- Descrizione esercizio
Ripeti senza alcuna modifica le righe delle voci a partire dall'inizio e fino alla riga che contiene "search-input[interactable]: [127, 17, 1367, 57]", entrambe le estremità incluse.

══ Voci elencate ══

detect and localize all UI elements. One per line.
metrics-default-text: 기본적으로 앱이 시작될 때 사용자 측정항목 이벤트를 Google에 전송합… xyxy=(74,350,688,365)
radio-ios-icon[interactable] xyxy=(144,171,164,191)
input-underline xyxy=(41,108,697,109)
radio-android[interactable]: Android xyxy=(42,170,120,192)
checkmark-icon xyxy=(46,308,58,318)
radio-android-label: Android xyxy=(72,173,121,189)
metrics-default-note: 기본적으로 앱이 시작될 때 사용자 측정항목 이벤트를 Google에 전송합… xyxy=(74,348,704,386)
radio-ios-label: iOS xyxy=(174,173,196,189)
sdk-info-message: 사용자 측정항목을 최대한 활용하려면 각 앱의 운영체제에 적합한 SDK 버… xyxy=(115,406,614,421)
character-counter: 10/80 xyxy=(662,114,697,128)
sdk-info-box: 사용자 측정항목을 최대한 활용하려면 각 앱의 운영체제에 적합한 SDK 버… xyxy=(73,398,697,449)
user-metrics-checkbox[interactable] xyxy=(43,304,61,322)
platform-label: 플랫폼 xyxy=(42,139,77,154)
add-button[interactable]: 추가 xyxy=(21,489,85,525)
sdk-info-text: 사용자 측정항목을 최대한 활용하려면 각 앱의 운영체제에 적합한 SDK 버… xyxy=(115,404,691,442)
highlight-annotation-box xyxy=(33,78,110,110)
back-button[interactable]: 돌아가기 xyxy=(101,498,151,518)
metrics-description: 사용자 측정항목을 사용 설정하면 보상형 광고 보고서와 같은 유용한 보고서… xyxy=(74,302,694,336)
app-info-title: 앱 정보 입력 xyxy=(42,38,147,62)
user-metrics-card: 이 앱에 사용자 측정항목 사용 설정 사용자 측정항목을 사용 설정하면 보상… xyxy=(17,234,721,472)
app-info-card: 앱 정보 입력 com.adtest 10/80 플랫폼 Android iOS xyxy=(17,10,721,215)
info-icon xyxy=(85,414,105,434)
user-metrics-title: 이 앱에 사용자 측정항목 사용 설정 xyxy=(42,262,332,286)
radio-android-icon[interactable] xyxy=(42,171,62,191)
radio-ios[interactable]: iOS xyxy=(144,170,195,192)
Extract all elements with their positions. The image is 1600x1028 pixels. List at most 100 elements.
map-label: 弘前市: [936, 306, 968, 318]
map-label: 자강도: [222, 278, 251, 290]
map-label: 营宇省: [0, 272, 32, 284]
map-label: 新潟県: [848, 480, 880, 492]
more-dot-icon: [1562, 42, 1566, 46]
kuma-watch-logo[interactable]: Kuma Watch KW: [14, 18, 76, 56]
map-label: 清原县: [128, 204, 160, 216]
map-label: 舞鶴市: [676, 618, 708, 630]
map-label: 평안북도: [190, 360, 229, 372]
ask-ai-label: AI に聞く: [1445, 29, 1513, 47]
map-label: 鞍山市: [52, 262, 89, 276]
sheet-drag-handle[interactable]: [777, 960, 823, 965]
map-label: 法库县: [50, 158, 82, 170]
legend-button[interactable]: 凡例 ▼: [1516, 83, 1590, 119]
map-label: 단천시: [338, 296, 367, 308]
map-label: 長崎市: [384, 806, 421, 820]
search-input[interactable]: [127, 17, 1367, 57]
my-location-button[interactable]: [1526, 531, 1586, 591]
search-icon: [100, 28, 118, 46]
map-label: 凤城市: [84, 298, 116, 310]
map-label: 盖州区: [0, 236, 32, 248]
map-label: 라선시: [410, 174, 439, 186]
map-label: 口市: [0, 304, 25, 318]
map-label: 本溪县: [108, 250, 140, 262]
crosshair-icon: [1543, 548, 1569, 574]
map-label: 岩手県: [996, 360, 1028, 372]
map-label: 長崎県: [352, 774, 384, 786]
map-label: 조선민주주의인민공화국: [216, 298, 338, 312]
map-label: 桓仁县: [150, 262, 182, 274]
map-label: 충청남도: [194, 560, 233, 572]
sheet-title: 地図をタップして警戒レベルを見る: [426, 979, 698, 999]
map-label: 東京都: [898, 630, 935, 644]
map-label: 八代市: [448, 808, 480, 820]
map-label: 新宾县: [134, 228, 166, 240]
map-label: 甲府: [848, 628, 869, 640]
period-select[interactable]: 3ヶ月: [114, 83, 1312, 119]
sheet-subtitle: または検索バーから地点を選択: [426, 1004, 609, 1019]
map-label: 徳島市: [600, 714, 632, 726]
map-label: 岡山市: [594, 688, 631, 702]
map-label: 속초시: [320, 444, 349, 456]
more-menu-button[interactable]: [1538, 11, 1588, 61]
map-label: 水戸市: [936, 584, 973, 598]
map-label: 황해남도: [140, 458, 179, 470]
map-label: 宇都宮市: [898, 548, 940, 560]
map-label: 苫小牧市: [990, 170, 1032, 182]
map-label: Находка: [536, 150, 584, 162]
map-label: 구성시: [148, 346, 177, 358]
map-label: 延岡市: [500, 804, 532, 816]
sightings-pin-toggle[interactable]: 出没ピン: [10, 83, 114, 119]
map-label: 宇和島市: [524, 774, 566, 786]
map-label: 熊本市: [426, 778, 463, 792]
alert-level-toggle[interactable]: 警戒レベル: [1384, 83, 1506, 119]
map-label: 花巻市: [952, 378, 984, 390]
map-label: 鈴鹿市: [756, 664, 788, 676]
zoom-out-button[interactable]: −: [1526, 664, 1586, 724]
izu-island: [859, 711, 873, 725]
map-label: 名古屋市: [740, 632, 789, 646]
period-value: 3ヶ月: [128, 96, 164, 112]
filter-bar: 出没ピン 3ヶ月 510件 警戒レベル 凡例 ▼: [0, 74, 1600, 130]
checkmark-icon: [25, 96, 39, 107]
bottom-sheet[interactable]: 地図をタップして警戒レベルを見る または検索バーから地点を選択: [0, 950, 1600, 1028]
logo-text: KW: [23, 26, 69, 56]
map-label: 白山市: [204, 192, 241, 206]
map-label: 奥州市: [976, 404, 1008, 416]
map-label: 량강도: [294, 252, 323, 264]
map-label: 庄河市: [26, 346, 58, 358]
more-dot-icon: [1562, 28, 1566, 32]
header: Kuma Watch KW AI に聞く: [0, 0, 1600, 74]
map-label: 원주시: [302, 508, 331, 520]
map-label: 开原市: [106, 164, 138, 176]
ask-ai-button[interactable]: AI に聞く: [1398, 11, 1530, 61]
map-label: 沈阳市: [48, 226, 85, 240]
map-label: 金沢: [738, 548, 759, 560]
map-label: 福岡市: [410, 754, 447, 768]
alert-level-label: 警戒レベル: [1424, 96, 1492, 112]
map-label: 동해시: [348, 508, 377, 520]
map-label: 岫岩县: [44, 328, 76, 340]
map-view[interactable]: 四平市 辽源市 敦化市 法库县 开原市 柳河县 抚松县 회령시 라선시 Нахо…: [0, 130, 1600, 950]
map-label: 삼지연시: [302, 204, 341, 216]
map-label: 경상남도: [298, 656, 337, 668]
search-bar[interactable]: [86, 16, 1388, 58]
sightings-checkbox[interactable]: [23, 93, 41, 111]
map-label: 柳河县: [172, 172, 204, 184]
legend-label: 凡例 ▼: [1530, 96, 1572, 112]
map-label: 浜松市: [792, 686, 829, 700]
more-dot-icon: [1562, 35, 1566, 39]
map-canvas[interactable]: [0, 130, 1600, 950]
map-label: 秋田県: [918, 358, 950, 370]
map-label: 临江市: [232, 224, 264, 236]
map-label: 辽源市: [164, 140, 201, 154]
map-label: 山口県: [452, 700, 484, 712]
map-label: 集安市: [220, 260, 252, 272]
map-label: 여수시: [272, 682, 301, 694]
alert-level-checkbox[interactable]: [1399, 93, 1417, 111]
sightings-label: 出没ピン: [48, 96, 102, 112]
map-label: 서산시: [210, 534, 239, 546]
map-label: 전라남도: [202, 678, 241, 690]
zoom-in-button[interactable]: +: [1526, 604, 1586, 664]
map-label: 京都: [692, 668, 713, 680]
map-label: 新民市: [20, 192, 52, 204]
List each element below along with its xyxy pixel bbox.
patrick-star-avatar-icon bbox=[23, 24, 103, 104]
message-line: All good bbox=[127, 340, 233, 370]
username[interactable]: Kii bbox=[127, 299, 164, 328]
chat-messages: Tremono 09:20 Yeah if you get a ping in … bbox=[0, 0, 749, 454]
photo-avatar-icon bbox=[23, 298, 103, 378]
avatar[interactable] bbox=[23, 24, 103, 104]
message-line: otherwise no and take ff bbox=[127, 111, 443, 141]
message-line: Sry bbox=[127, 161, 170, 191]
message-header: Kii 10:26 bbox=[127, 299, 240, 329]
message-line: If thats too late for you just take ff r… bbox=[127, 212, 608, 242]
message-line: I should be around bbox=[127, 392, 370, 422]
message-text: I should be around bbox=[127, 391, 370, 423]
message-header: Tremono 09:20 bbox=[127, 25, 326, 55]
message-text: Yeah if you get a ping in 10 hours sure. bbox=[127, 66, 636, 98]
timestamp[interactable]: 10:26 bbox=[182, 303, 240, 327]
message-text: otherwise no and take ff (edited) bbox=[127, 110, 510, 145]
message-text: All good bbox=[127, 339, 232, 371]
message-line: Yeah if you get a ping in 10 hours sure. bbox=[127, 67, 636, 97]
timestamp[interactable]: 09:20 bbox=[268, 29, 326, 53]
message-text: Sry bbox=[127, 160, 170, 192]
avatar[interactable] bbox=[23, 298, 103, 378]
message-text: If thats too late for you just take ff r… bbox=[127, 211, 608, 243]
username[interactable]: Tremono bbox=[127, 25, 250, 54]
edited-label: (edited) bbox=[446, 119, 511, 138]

═══

- Risultato attività
detect and localize all UI elements. One per line.
metrics-default-text: 기본적으로 앱이 시작될 때 사용자 측정항목 이벤트를 Google에 전송합… xyxy=(74,350,688,365)
radio-ios-icon[interactable] xyxy=(144,171,164,191)
input-underline xyxy=(41,108,697,109)
radio-android[interactable]: Android xyxy=(42,170,120,192)
checkmark-icon xyxy=(46,308,58,318)
radio-android-label: Android xyxy=(72,173,121,189)
metrics-default-note: 기본적으로 앱이 시작될 때 사용자 측정항목 이벤트를 Google에 전송합… xyxy=(74,348,704,386)
radio-ios-label: iOS xyxy=(174,173,196,189)
sdk-info-message: 사용자 측정항목을 최대한 활용하려면 각 앱의 운영체제에 적합한 SDK 버… xyxy=(115,406,614,421)
character-counter: 10/80 xyxy=(662,114,697,128)
sdk-info-box: 사용자 측정항목을 최대한 활용하려면 각 앱의 운영체제에 적합한 SDK 버… xyxy=(73,398,697,449)
user-metrics-checkbox[interactable] xyxy=(43,304,61,322)
platform-label: 플랫폼 xyxy=(42,139,77,154)
add-button[interactable]: 추가 xyxy=(21,489,85,525)
sdk-info-text: 사용자 측정항목을 최대한 활용하려면 각 앱의 운영체제에 적합한 SDK 버… xyxy=(115,404,691,442)
highlight-annotation-box xyxy=(33,78,110,110)
back-button[interactable]: 돌아가기 xyxy=(101,498,151,518)
metrics-description: 사용자 측정항목을 사용 설정하면 보상형 광고 보고서와 같은 유용한 보고서… xyxy=(74,302,694,336)
app-info-title: 앱 정보 입력 xyxy=(42,38,147,62)
user-metrics-card: 이 앱에 사용자 측정항목 사용 설정 사용자 측정항목을 사용 설정하면 보상… xyxy=(17,234,721,472)
app-info-card: 앱 정보 입력 com.adtest 10/80 플랫폼 Android iOS xyxy=(17,10,721,215)
info-icon xyxy=(85,414,105,434)
user-metrics-title: 이 앱에 사용자 측정항목 사용 설정 xyxy=(42,262,332,286)
radio-android-icon[interactable] xyxy=(42,171,62,191)
radio-ios[interactable]: iOS xyxy=(144,170,195,192)
Extract all elements with their positions. The image is 1600x1028 pixels. List at most 100 elements.
map-label: 弘前市: [936, 306, 968, 318]
map-label: 자강도: [222, 278, 251, 290]
map-label: 营宇省: [0, 272, 32, 284]
map-label: 新潟県: [848, 480, 880, 492]
more-dot-icon: [1562, 42, 1566, 46]
kuma-watch-logo[interactable]: Kuma Watch KW: [14, 18, 76, 56]
map-label: 清原县: [128, 204, 160, 216]
map-label: 舞鶴市: [676, 618, 708, 630]
map-label: 평안북도: [190, 360, 229, 372]
ask-ai-label: AI に聞く: [1445, 29, 1513, 47]
map-label: 鞍山市: [52, 262, 89, 276]
sheet-drag-handle[interactable]: [777, 960, 823, 965]
map-label: 法库县: [50, 158, 82, 170]
legend-button[interactable]: 凡例 ▼: [1516, 83, 1590, 119]
map-label: 단천시: [338, 296, 367, 308]
map-label: 長崎市: [384, 806, 421, 820]
search-input[interactable]: [127, 17, 1367, 57]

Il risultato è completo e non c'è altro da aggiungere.